***** MATERIAL SHOWN

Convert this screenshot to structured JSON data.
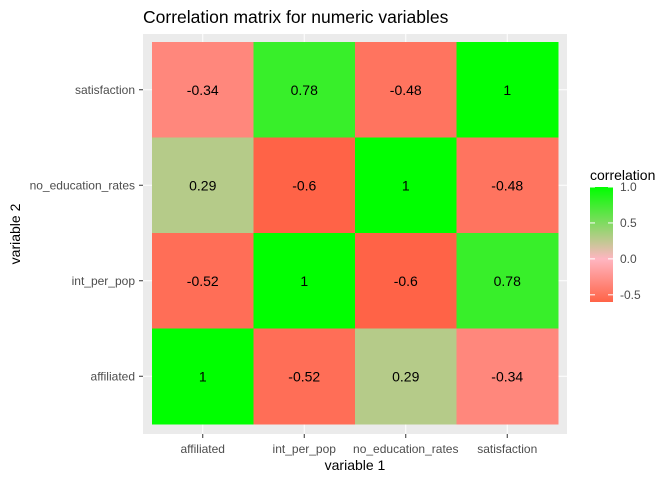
{
  "chart_data": {
    "type": "heatmap",
    "title": "Correlation matrix for numeric variables",
    "xlabel": "variable 1",
    "ylabel": "variable 2",
    "x_categories": [
      "affiliated",
      "int_per_pop",
      "no_education_rates",
      "satisfaction"
    ],
    "y_categories": [
      "affiliated",
      "int_per_pop",
      "no_education_rates",
      "satisfaction"
    ],
    "cells": [
      {
        "x": "affiliated",
        "y": "satisfaction",
        "value": -0.34,
        "label": "-0.34"
      },
      {
        "x": "int_per_pop",
        "y": "satisfaction",
        "value": 0.78,
        "label": "0.78"
      },
      {
        "x": "no_education_rates",
        "y": "satisfaction",
        "value": -0.48,
        "label": "-0.48"
      },
      {
        "x": "satisfaction",
        "y": "satisfaction",
        "value": 1,
        "label": "1"
      },
      {
        "x": "affiliated",
        "y": "no_education_rates",
        "value": 0.29,
        "label": "0.29"
      },
      {
        "x": "int_per_pop",
        "y": "no_education_rates",
        "value": -0.6,
        "label": "-0.6"
      },
      {
        "x": "no_education_rates",
        "y": "no_education_rates",
        "value": 1,
        "label": "1"
      },
      {
        "x": "satisfaction",
        "y": "no_education_rates",
        "value": -0.48,
        "label": "-0.48"
      },
      {
        "x": "affiliated",
        "y": "int_per_pop",
        "value": -0.52,
        "label": "-0.52"
      },
      {
        "x": "int_per_pop",
        "y": "int_per_pop",
        "value": 1,
        "label": "1"
      },
      {
        "x": "no_education_rates",
        "y": "int_per_pop",
        "value": -0.6,
        "label": "-0.6"
      },
      {
        "x": "satisfaction",
        "y": "int_per_pop",
        "value": 0.78,
        "label": "0.78"
      },
      {
        "x": "affiliated",
        "y": "affiliated",
        "value": 1,
        "label": "1"
      },
      {
        "x": "int_per_pop",
        "y": "affiliated",
        "value": -0.52,
        "label": "-0.52"
      },
      {
        "x": "no_education_rates",
        "y": "affiliated",
        "value": 0.29,
        "label": "0.29"
      },
      {
        "x": "satisfaction",
        "y": "affiliated",
        "value": -0.34,
        "label": "-0.34"
      }
    ],
    "legend": {
      "title": "correlation",
      "position": "right",
      "range": [
        -0.6,
        1.0
      ],
      "ticks": [
        {
          "value": 1.0,
          "label": "1.0"
        },
        {
          "value": 0.5,
          "label": "0.5"
        },
        {
          "value": 0.0,
          "label": "0.0"
        },
        {
          "value": -0.5,
          "label": "-0.5"
        }
      ]
    },
    "colors": {
      "low": "#FF6347",
      "mid": "#FFB6C1",
      "high": "#00FF00",
      "panel_background": "#EBEBEB",
      "grid": "#FFFFFF"
    },
    "grid": true
  }
}
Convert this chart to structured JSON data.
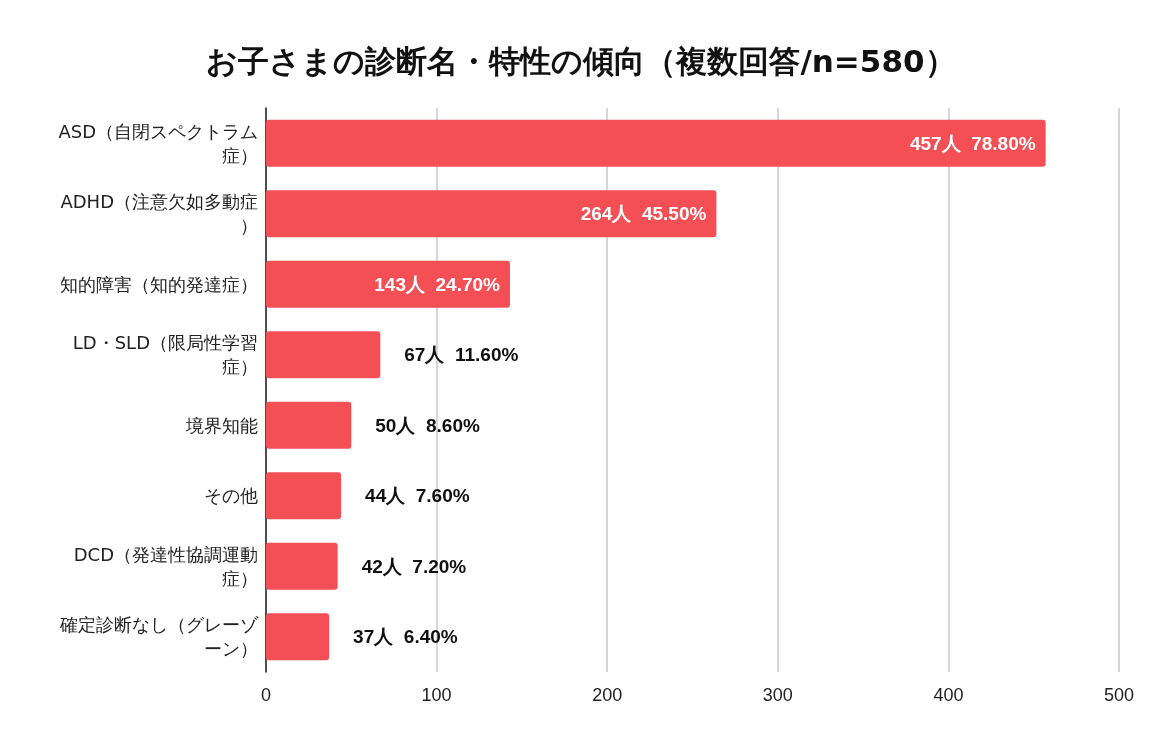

**********

Extract the entries in full, exactly as they are, minus the pictures.

Convert this screenshot to structured JSON data.
{
  "chart_data": {
    "type": "heatmap",
    "title": "Correlation matrix for numeric variables",
    "xlabel": "variable 1",
    "ylabel": "variable 2",
    "x_categories": [
      "affiliated",
      "int_per_pop",
      "no_education_rates",
      "satisfaction"
    ],
    "y_categories": [
      "affiliated",
      "int_per_pop",
      "no_education_rates",
      "satisfaction"
    ],
    "cells": [
      {
        "x": "affiliated",
        "y": "satisfaction",
        "value": -0.34,
        "label": "-0.34"
      },
      {
        "x": "int_per_pop",
        "y": "satisfaction",
        "value": 0.78,
        "label": "0.78"
      },
      {
        "x": "no_education_rates",
        "y": "satisfaction",
        "value": -0.48,
        "label": "-0.48"
      },
      {
        "x": "satisfaction",
        "y": "satisfaction",
        "value": 1,
        "label": "1"
      },
      {
        "x": "affiliated",
        "y": "no_education_rates",
        "value": 0.29,
        "label": "0.29"
      },
      {
        "x": "int_per_pop",
        "y": "no_education_rates",
        "value": -0.6,
        "label": "-0.6"
      },
      {
        "x": "no_education_rates",
        "y": "no_education_rates",
        "value": 1,
        "label": "1"
      },
      {
        "x": "satisfaction",
        "y": "no_education_rates",
        "value": -0.48,
        "label": "-0.48"
      },
      {
        "x": "affiliated",
        "y": "int_per_pop",
        "value": -0.52,
        "label": "-0.52"
      },
      {
        "x": "int_per_pop",
        "y": "int_per_pop",
        "value": 1,
        "label": "1"
      },
      {
        "x": "no_education_rates",
        "y": "int_per_pop",
        "value": -0.6,
        "label": "-0.6"
      },
      {
        "x": "satisfaction",
        "y": "int_per_pop",
        "value": 0.78,
        "label": "0.78"
      },
      {
        "x": "affiliated",
        "y": "affiliated",
        "value": 1,
        "label": "1"
      },
      {
        "x": "int_per_pop",
        "y": "affiliated",
        "value": -0.52,
        "label": "-0.52"
      },
      {
        "x": "no_education_rates",
        "y": "affiliated",
        "value": 0.29,
        "label": "0.29"
      },
      {
        "x": "satisfaction",
        "y": "affiliated",
        "value": -0.34,
        "label": "-0.34"
      }
    ],
    "legend": {
      "title": "correlation",
      "position": "right",
      "range": [
        -0.6,
        1.0
      ],
      "ticks": [
        {
          "value": 1.0,
          "label": "1.0"
        },
        {
          "value": 0.5,
          "label": "0.5"
        },
        {
          "value": 0.0,
          "label": "0.0"
        },
        {
          "value": -0.5,
          "label": "-0.5"
        }
      ]
    },
    "colors": {
      "low": "#FF6347",
      "mid": "#FFB6C1",
      "high": "#00FF00",
      "panel_background": "#EBEBEB",
      "grid": "#FFFFFF"
    },
    "grid": true
  }
}
Convert this chart to structured JSON data.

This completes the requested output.